● PROBLEM TO WORK ON:
Tally every line of the material that includes "East", then give the tally and nothing else.

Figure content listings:
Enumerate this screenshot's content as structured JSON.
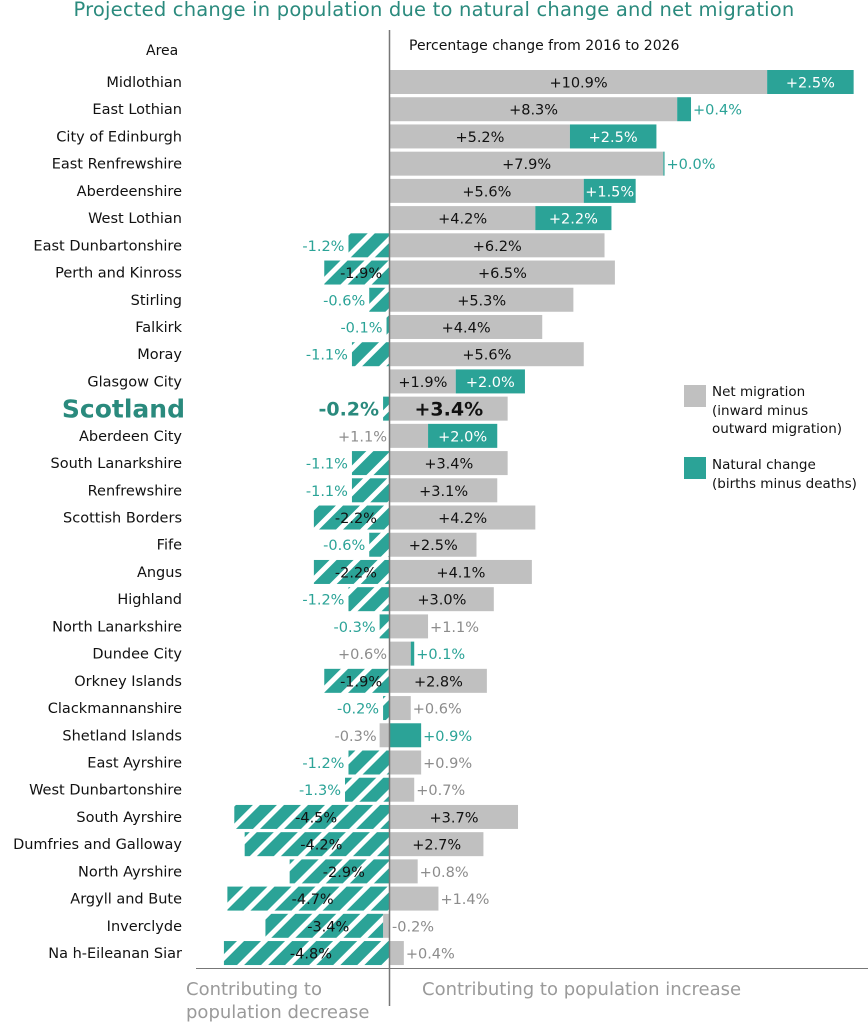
{
  "chart_data": {
    "type": "bar",
    "title": "Projected change in population due to natural change and net migration",
    "category_header": "Area",
    "value_header": "Percentage change from 2016 to 2026",
    "stacked": true,
    "orientation": "horizontal",
    "highlight": "Scotland",
    "series": [
      {
        "key": "migration",
        "name": "Net migration",
        "name_line2": "(inward minus",
        "name_line3": "outward migration)",
        "color": "#c0c0c0"
      },
      {
        "key": "natural",
        "name": "Natural change",
        "name_line2": "(births minus deaths)",
        "color": "#2ba397"
      }
    ],
    "legend_position": "right",
    "bottom_labels": {
      "left_line1": "Contributing to",
      "left_line2": "population decrease",
      "right": "Contributing to population increase"
    },
    "rows": [
      {
        "area": "Midlothian",
        "migration": 10.9,
        "natural": 2.5
      },
      {
        "area": "East Lothian",
        "migration": 8.3,
        "natural": 0.4
      },
      {
        "area": "City of Edinburgh",
        "migration": 5.2,
        "natural": 2.5
      },
      {
        "area": "East Renfrewshire",
        "migration": 7.9,
        "natural": 0.0
      },
      {
        "area": "Aberdeenshire",
        "migration": 5.6,
        "natural": 1.5
      },
      {
        "area": "West Lothian",
        "migration": 4.2,
        "natural": 2.2
      },
      {
        "area": "East Dunbartonshire",
        "migration": 6.2,
        "natural": -1.2
      },
      {
        "area": "Perth and Kinross",
        "migration": 6.5,
        "natural": -1.9
      },
      {
        "area": "Stirling",
        "migration": 5.3,
        "natural": -0.6
      },
      {
        "area": "Falkirk",
        "migration": 4.4,
        "natural": -0.1
      },
      {
        "area": "Moray",
        "migration": 5.6,
        "natural": -1.1
      },
      {
        "area": "Glasgow City",
        "migration": 1.9,
        "natural": 2.0
      },
      {
        "area": "Scotland",
        "migration": 3.4,
        "natural": -0.2
      },
      {
        "area": "Aberdeen City",
        "migration": 1.1,
        "natural": 2.0
      },
      {
        "area": "South Lanarkshire",
        "migration": 3.4,
        "natural": -1.1
      },
      {
        "area": "Renfrewshire",
        "migration": 3.1,
        "natural": -1.1
      },
      {
        "area": "Scottish Borders",
        "migration": 4.2,
        "natural": -2.2
      },
      {
        "area": "Fife",
        "migration": 2.5,
        "natural": -0.6
      },
      {
        "area": "Angus",
        "migration": 4.1,
        "natural": -2.2
      },
      {
        "area": "Highland",
        "migration": 3.0,
        "natural": -1.2
      },
      {
        "area": "North Lanarkshire",
        "migration": 1.1,
        "natural": -0.3
      },
      {
        "area": "Dundee City",
        "migration": 0.6,
        "natural": 0.1
      },
      {
        "area": "Orkney Islands",
        "migration": 2.8,
        "natural": -1.9
      },
      {
        "area": "Clackmannanshire",
        "migration": 0.6,
        "natural": -0.2
      },
      {
        "area": "Shetland Islands",
        "migration": -0.3,
        "natural": 0.9
      },
      {
        "area": "East Ayrshire",
        "migration": 0.9,
        "natural": -1.2
      },
      {
        "area": "West Dunbartonshire",
        "migration": 0.7,
        "natural": -1.3
      },
      {
        "area": "South Ayrshire",
        "migration": 3.7,
        "natural": -4.5
      },
      {
        "area": "Dumfries and Galloway",
        "migration": 2.7,
        "natural": -4.2
      },
      {
        "area": "North Ayrshire",
        "migration": 0.8,
        "natural": -2.9
      },
      {
        "area": "Argyll and Bute",
        "migration": 1.4,
        "natural": -4.7
      },
      {
        "area": "Inverclyde",
        "migration": -0.2,
        "natural": -3.4
      },
      {
        "area": "Na h-Eileanan Siar",
        "migration": 0.4,
        "natural": -4.8
      }
    ]
  }
}
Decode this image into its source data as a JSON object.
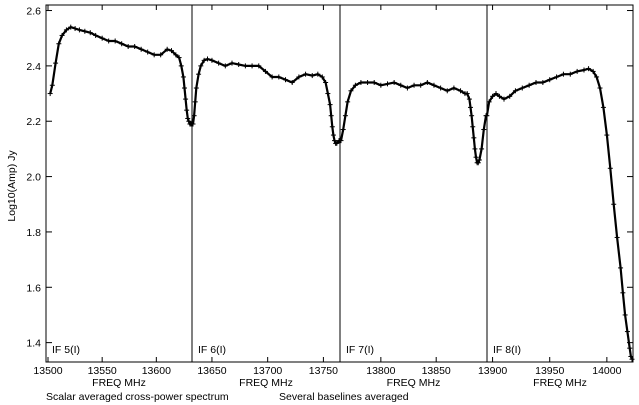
{
  "chart_data": {
    "type": "line",
    "ylabel": "Log10(Amp) Jy",
    "ylim": [
      1.33,
      2.62
    ],
    "y_ticks": [
      "1.4",
      "1.6",
      "1.8",
      "2.0",
      "2.2",
      "2.4",
      "2.6"
    ],
    "footer": [
      "Scalar averaged cross-power spectrum",
      "Several baselines averaged"
    ],
    "marker": "plus",
    "panels": [
      {
        "label": "IF 5(I)",
        "xlabel": "FREQ MHz",
        "xlim": [
          13500,
          13632
        ],
        "x_ticks": [
          "13500",
          "13550",
          "13600"
        ],
        "series": [
          {
            "x": [
              13502,
              13504,
              13507,
              13510,
              13513,
              13517,
              13521,
              13525,
              13529,
              13534,
              13539,
              13544,
              13550,
              13556,
              13562,
              13568,
              13574,
              13580,
              13586,
              13592,
              13598,
              13604,
              13610,
              13614,
              13618,
              13621,
              13623,
              13625,
              13626,
              13627,
              13628,
              13629,
              13630,
              13631,
              13632
            ],
            "y": [
              2.3,
              2.33,
              2.41,
              2.48,
              2.51,
              2.53,
              2.54,
              2.535,
              2.53,
              2.525,
              2.52,
              2.51,
              2.5,
              2.49,
              2.49,
              2.48,
              2.47,
              2.47,
              2.46,
              2.45,
              2.44,
              2.44,
              2.46,
              2.455,
              2.44,
              2.43,
              2.4,
              2.36,
              2.32,
              2.28,
              2.24,
              2.21,
              2.2,
              2.19,
              2.19
            ]
          }
        ]
      },
      {
        "label": "IF 6(I)",
        "xlabel": "FREQ MHz",
        "xlim": [
          13633,
          13764
        ],
        "x_ticks": [
          "13650",
          "13700",
          "13750"
        ],
        "series": [
          {
            "x": [
              13633,
              13634,
              13635,
              13636,
              13638,
              13640,
              13643,
              13646,
              13650,
              13656,
              13662,
              13668,
              13674,
              13680,
              13686,
              13692,
              13698,
              13704,
              13710,
              13716,
              13722,
              13728,
              13734,
              13740,
              13745,
              13749,
              13752,
              13754,
              13756,
              13757,
              13758,
              13759,
              13760,
              13761,
              13762,
              13764
            ],
            "y": [
              2.19,
              2.22,
              2.27,
              2.32,
              2.37,
              2.4,
              2.42,
              2.425,
              2.42,
              2.41,
              2.4,
              2.41,
              2.405,
              2.4,
              2.4,
              2.4,
              2.38,
              2.36,
              2.36,
              2.35,
              2.34,
              2.36,
              2.37,
              2.365,
              2.37,
              2.36,
              2.34,
              2.3,
              2.26,
              2.22,
              2.18,
              2.15,
              2.13,
              2.12,
              2.12,
              2.13
            ]
          }
        ]
      },
      {
        "label": "IF 7(I)",
        "xlabel": "FREQ MHz",
        "xlim": [
          13764,
          13895
        ],
        "x_ticks": [
          "13800",
          "13850"
        ],
        "series": [
          {
            "x": [
              13764,
              13766,
              13768,
              13770,
              13773,
              13777,
              13782,
              13788,
              13794,
              13800,
              13806,
              13812,
              13818,
              13824,
              13830,
              13836,
              13842,
              13848,
              13854,
              13860,
              13866,
              13872,
              13876,
              13878,
              13880,
              13881,
              13882,
              13883,
              13884,
              13885,
              13886,
              13887,
              13888,
              13889,
              13891,
              13893,
              13895
            ],
            "y": [
              2.13,
              2.17,
              2.22,
              2.27,
              2.31,
              2.33,
              2.34,
              2.34,
              2.34,
              2.33,
              2.335,
              2.34,
              2.33,
              2.32,
              2.33,
              2.33,
              2.34,
              2.33,
              2.32,
              2.31,
              2.32,
              2.31,
              2.3,
              2.3,
              2.28,
              2.25,
              2.22,
              2.18,
              2.14,
              2.1,
              2.07,
              2.05,
              2.05,
              2.06,
              2.1,
              2.17,
              2.22
            ]
          }
        ]
      },
      {
        "label": "IF 8(I)",
        "xlabel": "FREQ MHz",
        "xlim": [
          13896,
          14022
        ],
        "x_ticks": [
          "13900",
          "13950",
          "14000"
        ],
        "series": [
          {
            "x": [
              13895,
              13897,
              13900,
              13903,
              13906,
              13910,
              13915,
              13920,
              13926,
              13932,
              13938,
              13944,
              13950,
              13956,
              13962,
              13968,
              13974,
              13980,
              13984,
              13988,
              13991,
              13994,
              13997,
              14000,
              14003,
              14006,
              14009,
              14012,
              14014,
              14016,
              14018,
              14020,
              14021,
              14022
            ],
            "y": [
              2.22,
              2.27,
              2.29,
              2.3,
              2.29,
              2.28,
              2.29,
              2.31,
              2.32,
              2.33,
              2.34,
              2.34,
              2.35,
              2.36,
              2.37,
              2.37,
              2.38,
              2.385,
              2.39,
              2.38,
              2.36,
              2.32,
              2.25,
              2.15,
              2.03,
              1.9,
              1.78,
              1.67,
              1.58,
              1.5,
              1.44,
              1.38,
              1.35,
              1.34
            ]
          }
        ]
      }
    ]
  }
}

● ANSWER FOR THIS EXERCISE:
4